[Saved entries]
● ● ● ● ● ● ●
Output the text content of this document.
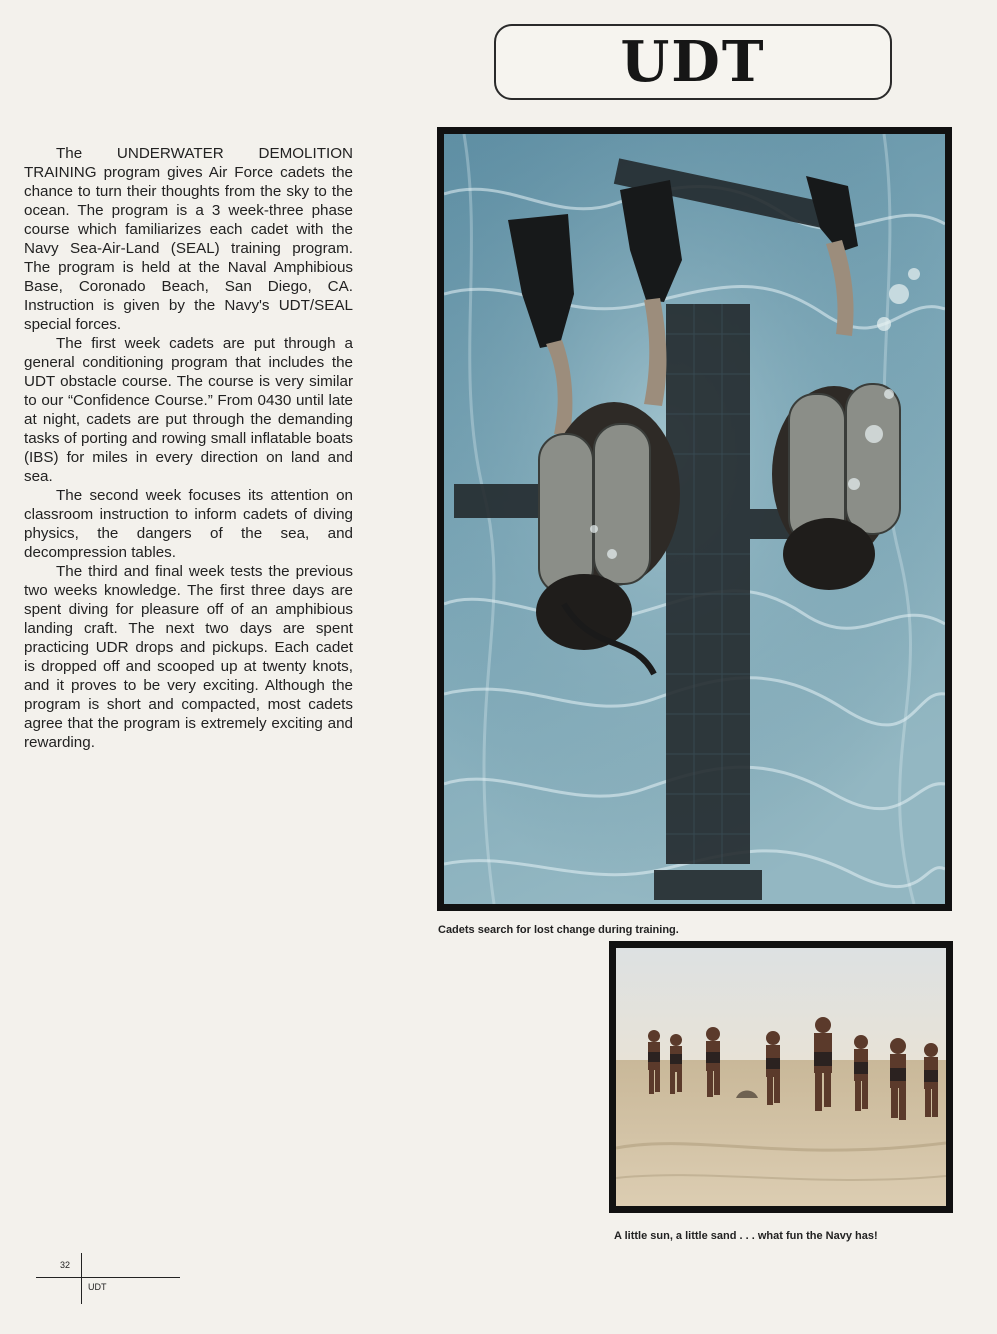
UDT

The UNDERWATER DEMOLITION TRAINING program gives Air Force cadets the chance to turn their thoughts from the sky to the ocean. The program is a 3 week-three phase course which familiarizes each cadet with the Navy Sea-Air-Land (SEAL) training program. The program is held at the Naval Amphibious Base, Coronado Beach, San Diego, CA. Instruction is given by the Navy's UDT/SEAL special forces.

The first week cadets are put through a general conditioning program that includes the UDT obstacle course. The course is very similar to our “Confidence Course.” From 0430 until late at night, cadets are put through the demanding tasks of porting and rowing small inflatable boats (IBS) for miles in every direction on land and sea.

The second week focuses its attention on classroom instruction to inform cadets of diving physics, the dangers of the sea, and decompression tables.

The third and final week tests the previous two weeks knowledge. The first three days are spent diving for pleasure off of an amphibious landing craft. The next two days are spent practicing UDR drops and pickups. Each cadet is dropped off and scooped up at twenty knots, and it proves to be very exciting. Although the program is short and compacted, most cadets agree that the program is extremely exciting and rewarding.

Cadets search for lost change during training.
A little sun, a little sand . . . what fun the Navy has!
32
UDT
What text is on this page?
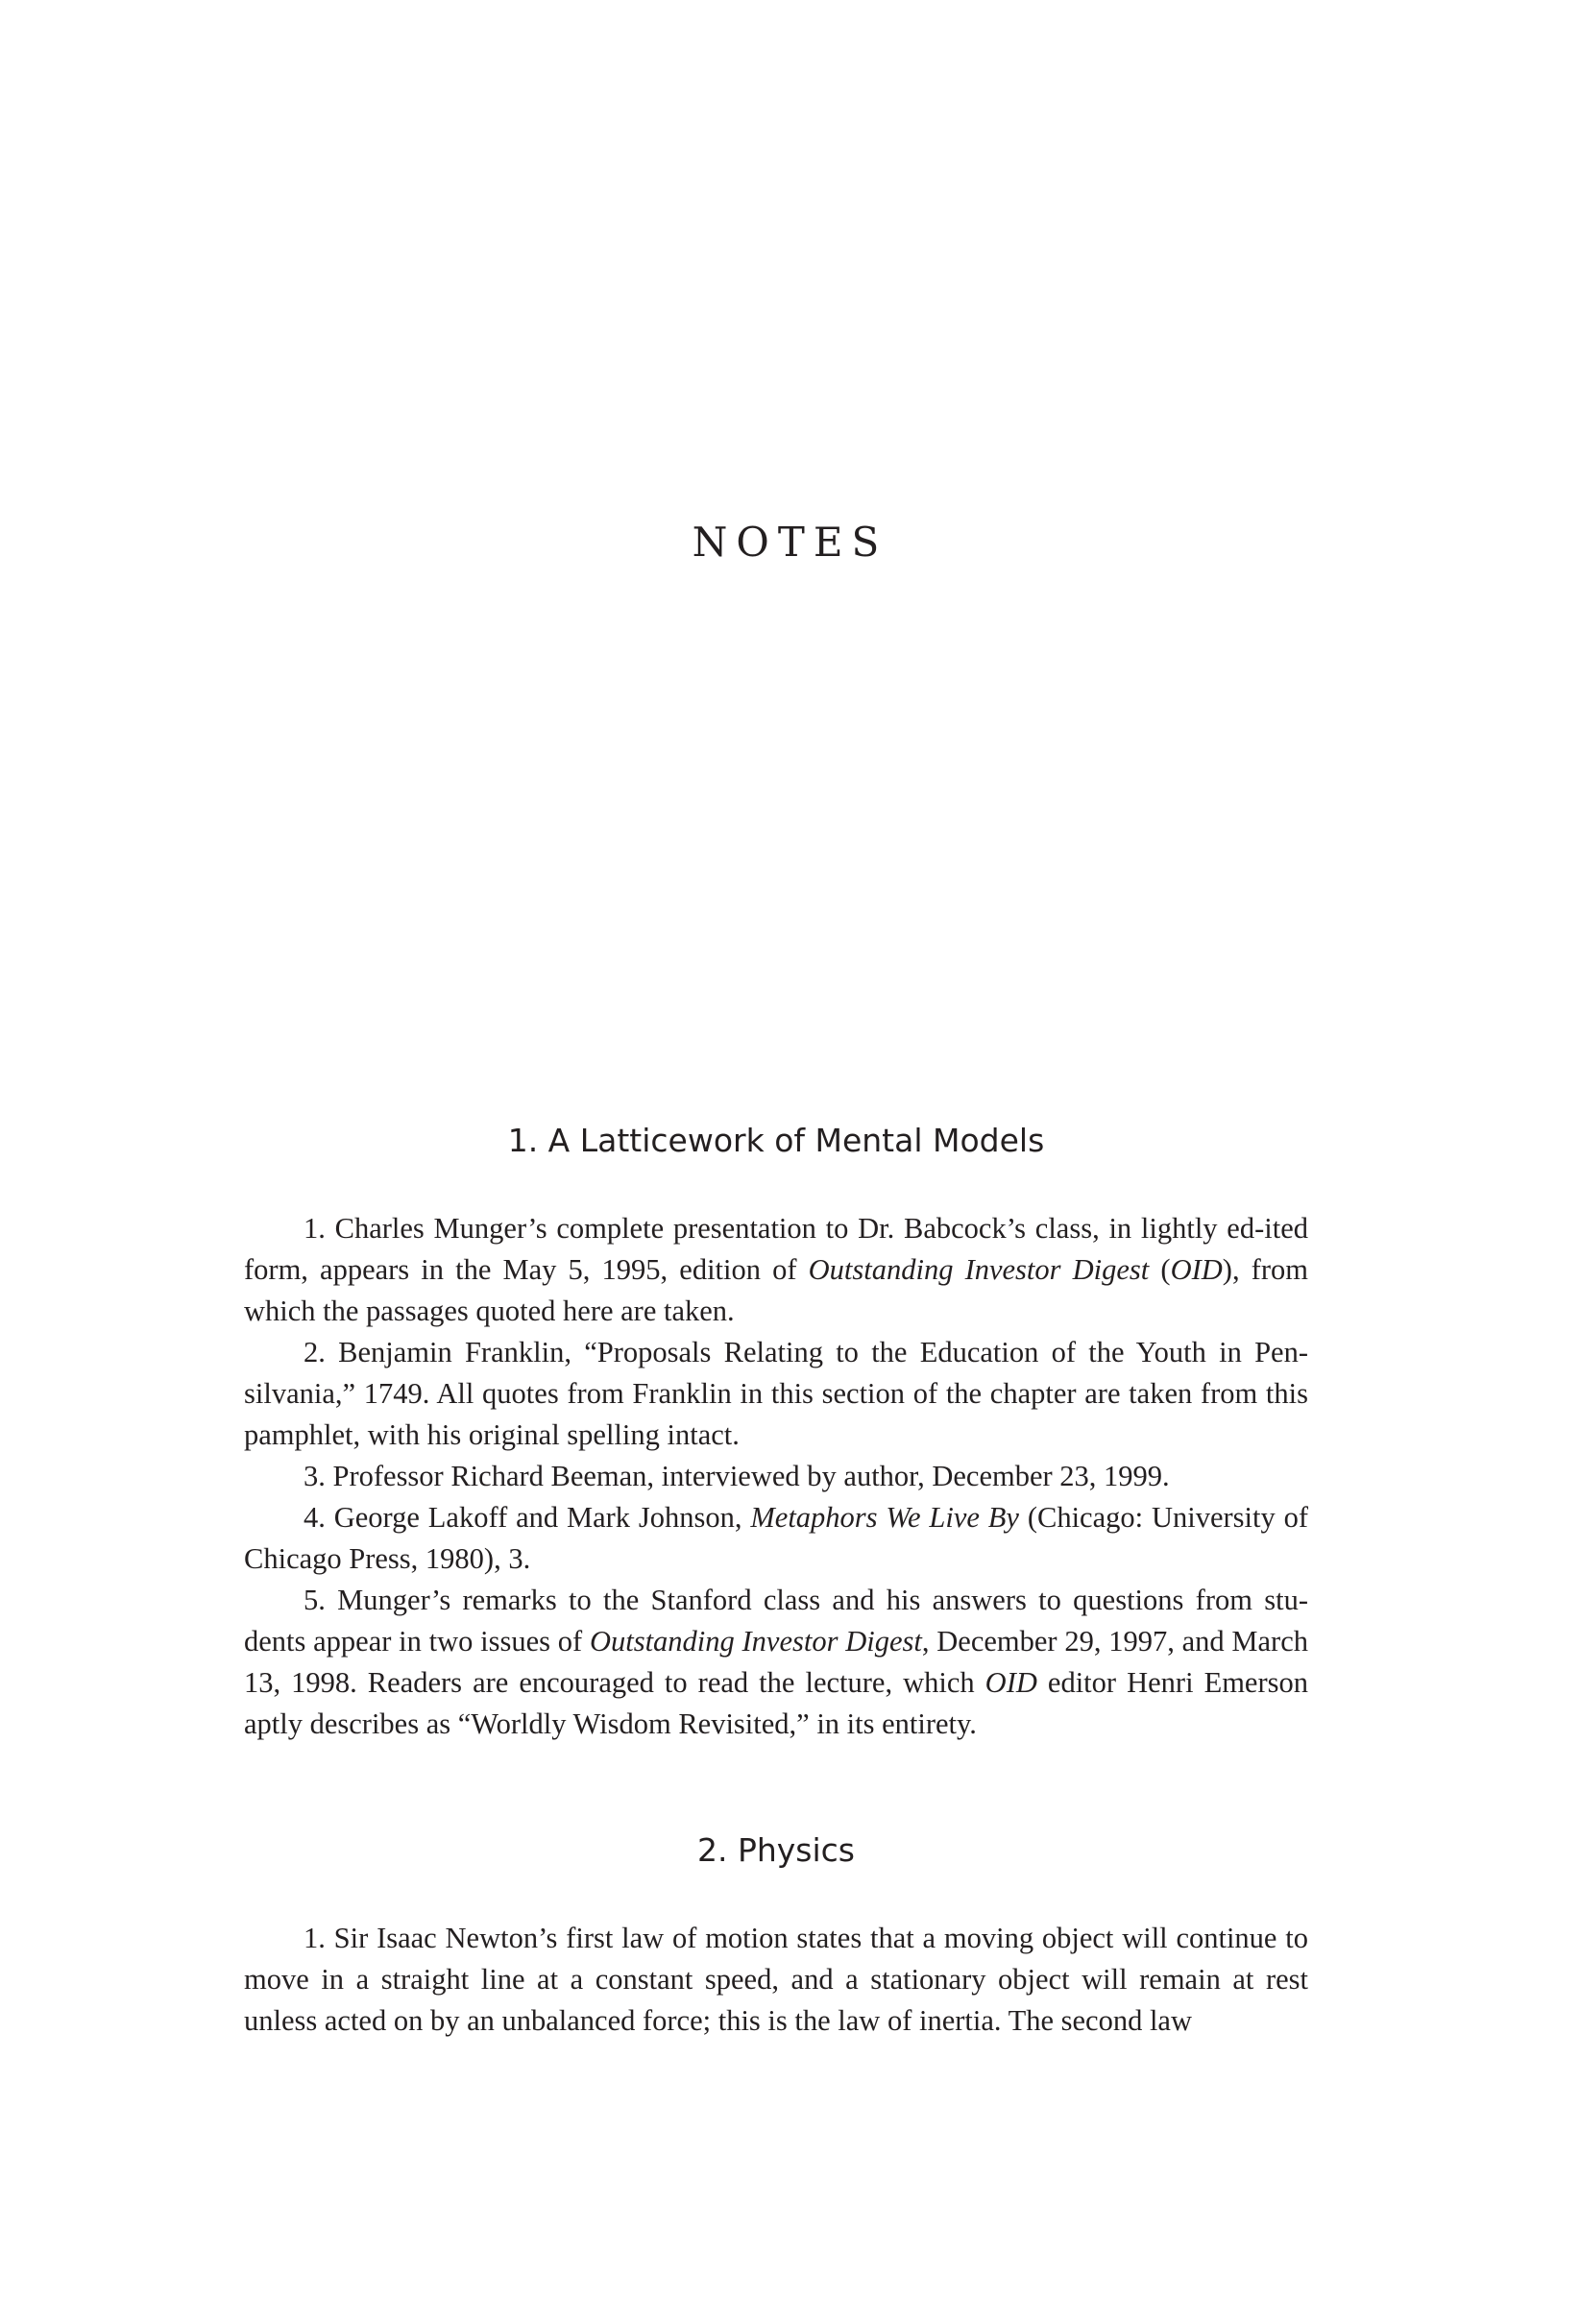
NOTES
1. A Latticework of Mental Models

1. Charles Munger’s complete presentation to Dr. Babcock’s class, in lightly ed-ited form, appears in the May 5, 1995, edition of Outstanding Investor Digest (OID), from which the passages quoted here are taken.

2. Benjamin Franklin, “Proposals Relating to the Education of the Youth in Pen-silvania,” 1749. All quotes from Franklin in this section of the chapter are taken from this pamphlet, with his original spelling intact.

3. Professor Richard Beeman, interviewed by author, December 23, 1999.

4. George Lakoff and Mark Johnson, Metaphors We Live By (Chicago: University of Chicago Press, 1980), 3.

5. Munger’s remarks to the Stanford class and his answers to questions from stu-dents appear in two issues of Outstanding Investor Digest, December 29, 1997, and March 13, 1998. Readers are encouraged to read the lecture, which OID editor Henri Emerson aptly describes as “Worldly Wisdom Revisited,” in its entirety.

2. Physics

1. Sir Isaac Newton’s first law of motion states that a moving object will continue to move in a straight line at a constant speed, and a stationary object will remain at rest unless acted on by an unbalanced force; this is the law of inertia. The second law
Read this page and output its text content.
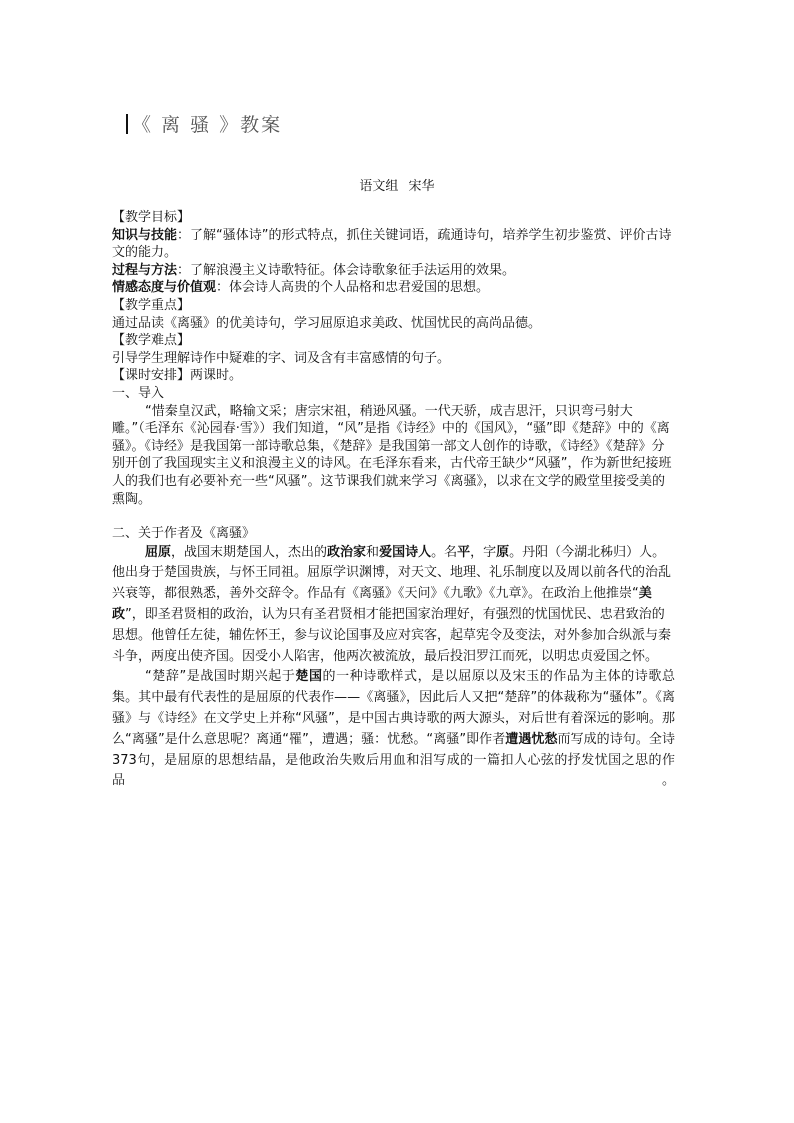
《 离 骚 》教案
语文组 宋华

【教学目标】

知识与技能：了解“骚体诗”的形式特点，抓住关键词语，疏通诗句，培养学生初步鉴赏、评价古诗文的能力。

过程与方法：了解浪漫主义诗歌特征。体会诗歌象征手法运用的效果。

情感态度与价值观：体会诗人高贵的个人品格和忠君爱国的思想。

【教学重点】

通过品读《离骚》的优美诗句，学习屈原追求美政、忧国忧民的高尚品德。

【教学难点】

引导学生理解诗作中疑难的字、词及含有丰富感情的句子。

【课时安排】两课时。

一、导入

“惜秦皇汉武，略输文采；唐宗宋祖，稍逊风骚。一代天骄，成吉思汗，只识弯弓射大雕。”（毛泽东《沁园春·雪》）我们知道，“风”是指《诗经》中的《国风》，“骚”即《楚辞》中的《离骚》。《诗经》是我国第一部诗歌总集，《楚辞》是我国第一部文人创作的诗歌，《诗经》《楚辞》分别开创了我国现实主义和浪漫主义的诗风。在毛泽东看来，古代帝王缺少“风骚”，作为新世纪接班人的我们也有必要补充一些“风骚”。这节课我们就来学习《离骚》，以求在文学的殿堂里接受美的熏陶。

二、关于作者及《离骚》

屈原，战国末期楚国人，杰出的政治家和爱国诗人。名平，字原。丹阳（今湖北秭归）人。他出身于楚国贵族，与怀王同祖。屈原学识渊博，对天文、地理、礼乐制度以及周以前各代的治乱兴衰等，都很熟悉，善外交辞令。作品有《离骚》《天问》《九歌》《九章》。在政治上他推崇“美政”，即圣君贤相的政治，认为只有圣君贤相才能把国家治理好，有强烈的忧国忧民、忠君致治的思想。他曾任左徒，辅佐怀王，参与议论国事及应对宾客，起草宪令及变法，对外参加合纵派与秦斗争，两度出使齐国。因受小人陷害，他两次被流放，最后投汨罗江而死，以明忠贞爱国之怀。

“楚辞”是战国时期兴起于楚国的一种诗歌样式，是以屈原以及宋玉的作品为主体的诗歌总集。其中最有代表性的是屈原的代表作——《离骚》，因此后人又把“楚辞”的体裁称为“骚体”。《离骚》与《诗经》在文学史上并称“风骚”，是中国古典诗歌的两大源头，对后世有着深远的影响。那么“离骚”是什么意思呢？离通“罹”，遭遇；骚：忧愁。“离骚”即作者遭遇忧愁而写成的诗句。全诗373句，是屈原的思想结晶，是他政治失败后用血和泪写成的一篇扣人心弦的抒发忧国之思的作品。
● ● ● ● ● ● ●
- _Task goal_
The material above holds pictures; copy everything else in it exactly.

- _Finished exercise_
Output the text content of this document.
UDT

The UNDERWATER DEMOLITION TRAINING program gives Air Force cadets the chance to turn their thoughts from the sky to the ocean. The program is a 3 week-three phase course which familiarizes each cadet with the Navy Sea-Air-Land (SEAL) training program. The program is held at the Naval Amphibious Base, Coronado Beach, San Diego, CA. Instruction is given by the Navy's UDT/SEAL special forces.

The first week cadets are put through a general conditioning program that includes the UDT obstacle course. The course is very similar to our “Confidence Course.” From 0430 until late at night, cadets are put through the demanding tasks of porting and rowing small inflatable boats (IBS) for miles in every direction on land and sea.

The second week focuses its attention on classroom instruction to inform cadets of diving physics, the dangers of the sea, and decompression tables.

The third and final week tests the previous two weeks knowledge. The first three days are spent diving for pleasure off of an amphibious landing craft. The next two days are spent practicing UDR drops and pickups. Each cadet is dropped off and scooped up at twenty knots, and it proves to be very exciting. Although the program is short and compacted, most cadets agree that the program is extremely exciting and rewarding.

Cadets search for lost change during training.
A little sun, a little sand . . . what fun the Navy has!
32
UDT
What text is on this page?
NOTES
1. A Latticework of Mental Models

1. Charles Munger’s complete presentation to Dr. Babcock’s class, in lightly ed-ited form, appears in the May 5, 1995, edition of Outstanding Investor Digest (OID), from which the passages quoted here are taken.

2. Benjamin Franklin, “Proposals Relating to the Education of the Youth in Pen-silvania,” 1749. All quotes from Franklin in this section of the chapter are taken from this pamphlet, with his original spelling intact.

3. Professor Richard Beeman, interviewed by author, December 23, 1999.

4. George Lakoff and Mark Johnson, Metaphors We Live By (Chicago: University of Chicago Press, 1980), 3.

5. Munger’s remarks to the Stanford class and his answers to questions from stu-dents appear in two issues of Outstanding Investor Digest, December 29, 1997, and March 13, 1998. Readers are encouraged to read the lecture, which OID editor Henri Emerson aptly describes as “Worldly Wisdom Revisited,” in its entirety.

2. Physics

1. Sir Isaac Newton’s first law of motion states that a moving object will continue to move in a straight line at a constant speed, and a stationary object will remain at rest unless acted on by an unbalanced force; this is the law of inertia. The second law
Read this page and output its text content.
《 离 骚 》教案
语文组 宋华

【教学目标】

知识与技能：了解“骚体诗”的形式特点，抓住关键词语，疏通诗句，培养学生初步鉴赏、评价古诗文的能力。

过程与方法：了解浪漫主义诗歌特征。体会诗歌象征手法运用的效果。

情感态度与价值观：体会诗人高贵的个人品格和忠君爱国的思想。

【教学重点】

通过品读《离骚》的优美诗句，学习屈原追求美政、忧国忧民的高尚品德。

【教学难点】

引导学生理解诗作中疑难的字、词及含有丰富感情的句子。

【课时安排】两课时。

一、导入

“惜秦皇汉武，略输文采；唐宗宋祖，稍逊风骚。一代天骄，成吉思汗，只识弯弓射大雕。”（毛泽东《沁园春·雪》）我们知道，“风”是指《诗经》中的《国风》，“骚”即《楚辞》中的《离骚》。《诗经》是我国第一部诗歌总集，《楚辞》是我国第一部文人创作的诗歌，《诗经》《楚辞》分别开创了我国现实主义和浪漫主义的诗风。在毛泽东看来，古代帝王缺少“风骚”，作为新世纪接班人的我们也有必要补充一些“风骚”。这节课我们就来学习《离骚》，以求在文学的殿堂里接受美的熏陶。

二、关于作者及《离骚》

屈原，战国末期楚国人，杰出的政治家和爱国诗人。名平，字原。丹阳（今湖北秭归）人。他出身于楚国贵族，与怀王同祖。屈原学识渊博，对天文、地理、礼乐制度以及周以前各代的治乱兴衰等，都很熟悉，善外交辞令。作品有《离骚》《天问》《九歌》《九章》。在政治上他推崇“美政”，即圣君贤相的政治，认为只有圣君贤相才能把国家治理好，有强烈的忧国忧民、忠君致治的思想。他曾任左徒，辅佐怀王，参与议论国事及应对宾客，起草宪令及变法，对外参加合纵派与秦斗争，两度出使齐国。因受小人陷害，他两次被流放，最后投汨罗江而死，以明忠贞爱国之怀。

“楚辞”是战国时期兴起于楚国的一种诗歌样式，是以屈原以及宋玉的作品为主体的诗歌总集。其中最有代表性的是屈原的代表作——《离骚》，因此后人又把“楚辞”的体裁称为“骚体”。《离骚》与《诗经》在文学史上并称“风骚”，是中国古典诗歌的两大源头，对后世有着深远的影响。那么“离骚”是什么意思呢？离通“罹”，遭遇；骚：忧愁。“离骚”即作者遭遇忧愁而写成的诗句。全诗373句，是屈原的思想结晶，是他政治失败后用血和泪写成的一篇扣人心弦的抒发忧国之思的作品。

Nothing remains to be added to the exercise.